- What you need to do:
Return all lines in the material below that contain "JSON".

- Recorded information:
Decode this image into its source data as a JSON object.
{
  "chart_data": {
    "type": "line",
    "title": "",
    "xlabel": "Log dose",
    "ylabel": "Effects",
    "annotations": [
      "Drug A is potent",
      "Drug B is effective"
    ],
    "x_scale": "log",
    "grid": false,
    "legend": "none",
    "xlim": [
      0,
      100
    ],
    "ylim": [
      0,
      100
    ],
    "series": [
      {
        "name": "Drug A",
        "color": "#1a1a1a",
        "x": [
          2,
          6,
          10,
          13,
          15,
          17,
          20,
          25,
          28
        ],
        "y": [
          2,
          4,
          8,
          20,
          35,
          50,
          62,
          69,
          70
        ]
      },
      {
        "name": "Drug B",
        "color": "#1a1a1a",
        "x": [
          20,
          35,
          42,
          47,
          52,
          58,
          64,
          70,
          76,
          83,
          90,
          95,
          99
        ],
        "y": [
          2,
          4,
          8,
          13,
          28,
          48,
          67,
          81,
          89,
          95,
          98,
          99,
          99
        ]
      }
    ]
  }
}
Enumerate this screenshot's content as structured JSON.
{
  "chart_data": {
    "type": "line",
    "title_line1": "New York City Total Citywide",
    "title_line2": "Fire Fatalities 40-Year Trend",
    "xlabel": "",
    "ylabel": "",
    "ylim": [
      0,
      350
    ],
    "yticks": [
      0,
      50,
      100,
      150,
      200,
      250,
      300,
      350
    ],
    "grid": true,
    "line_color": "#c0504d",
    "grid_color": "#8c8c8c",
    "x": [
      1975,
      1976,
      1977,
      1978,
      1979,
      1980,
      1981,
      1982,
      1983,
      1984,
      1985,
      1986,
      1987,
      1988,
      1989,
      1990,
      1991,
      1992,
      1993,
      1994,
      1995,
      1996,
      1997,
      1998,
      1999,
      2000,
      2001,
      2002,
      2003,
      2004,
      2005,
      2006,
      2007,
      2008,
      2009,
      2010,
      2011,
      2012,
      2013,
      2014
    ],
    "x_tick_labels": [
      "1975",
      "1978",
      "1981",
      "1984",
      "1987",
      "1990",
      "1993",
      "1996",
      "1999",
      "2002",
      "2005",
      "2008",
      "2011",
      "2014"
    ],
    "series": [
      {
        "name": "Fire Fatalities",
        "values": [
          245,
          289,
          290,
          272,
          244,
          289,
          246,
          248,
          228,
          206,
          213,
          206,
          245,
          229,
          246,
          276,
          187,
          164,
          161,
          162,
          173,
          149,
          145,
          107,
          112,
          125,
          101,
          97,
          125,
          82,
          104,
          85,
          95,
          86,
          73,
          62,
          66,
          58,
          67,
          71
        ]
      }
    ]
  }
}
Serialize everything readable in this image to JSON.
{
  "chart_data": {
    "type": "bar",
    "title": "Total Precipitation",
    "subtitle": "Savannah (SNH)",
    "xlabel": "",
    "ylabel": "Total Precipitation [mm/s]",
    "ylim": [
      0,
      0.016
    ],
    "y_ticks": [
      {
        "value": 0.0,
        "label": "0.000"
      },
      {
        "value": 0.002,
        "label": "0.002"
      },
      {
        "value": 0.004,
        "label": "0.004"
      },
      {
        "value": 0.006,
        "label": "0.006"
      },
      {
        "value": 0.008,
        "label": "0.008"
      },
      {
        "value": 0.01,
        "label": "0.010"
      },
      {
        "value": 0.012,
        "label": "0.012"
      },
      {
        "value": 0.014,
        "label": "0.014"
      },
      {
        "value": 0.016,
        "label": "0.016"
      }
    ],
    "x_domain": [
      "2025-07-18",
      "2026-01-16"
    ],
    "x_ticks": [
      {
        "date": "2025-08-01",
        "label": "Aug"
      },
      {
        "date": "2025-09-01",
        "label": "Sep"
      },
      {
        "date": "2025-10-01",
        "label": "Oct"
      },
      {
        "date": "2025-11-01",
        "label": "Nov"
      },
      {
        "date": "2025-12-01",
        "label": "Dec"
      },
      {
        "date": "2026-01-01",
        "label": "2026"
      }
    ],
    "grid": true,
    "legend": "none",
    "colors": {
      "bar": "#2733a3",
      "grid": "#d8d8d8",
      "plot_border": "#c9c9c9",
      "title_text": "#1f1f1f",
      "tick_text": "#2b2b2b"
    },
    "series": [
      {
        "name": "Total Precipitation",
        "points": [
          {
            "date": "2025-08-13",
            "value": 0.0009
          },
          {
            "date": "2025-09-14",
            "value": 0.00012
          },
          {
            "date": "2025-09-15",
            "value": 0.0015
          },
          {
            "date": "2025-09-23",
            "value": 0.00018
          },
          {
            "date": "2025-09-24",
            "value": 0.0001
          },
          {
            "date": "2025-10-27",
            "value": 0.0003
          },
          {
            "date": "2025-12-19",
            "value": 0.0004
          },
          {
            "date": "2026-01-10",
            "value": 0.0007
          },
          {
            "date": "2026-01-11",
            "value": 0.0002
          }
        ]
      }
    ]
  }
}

- Exercise solution:
Decode this image into its source data as a JSON object.
Enumerate this screenshot's content as structured JSON.
Serialize everything readable in this image to JSON.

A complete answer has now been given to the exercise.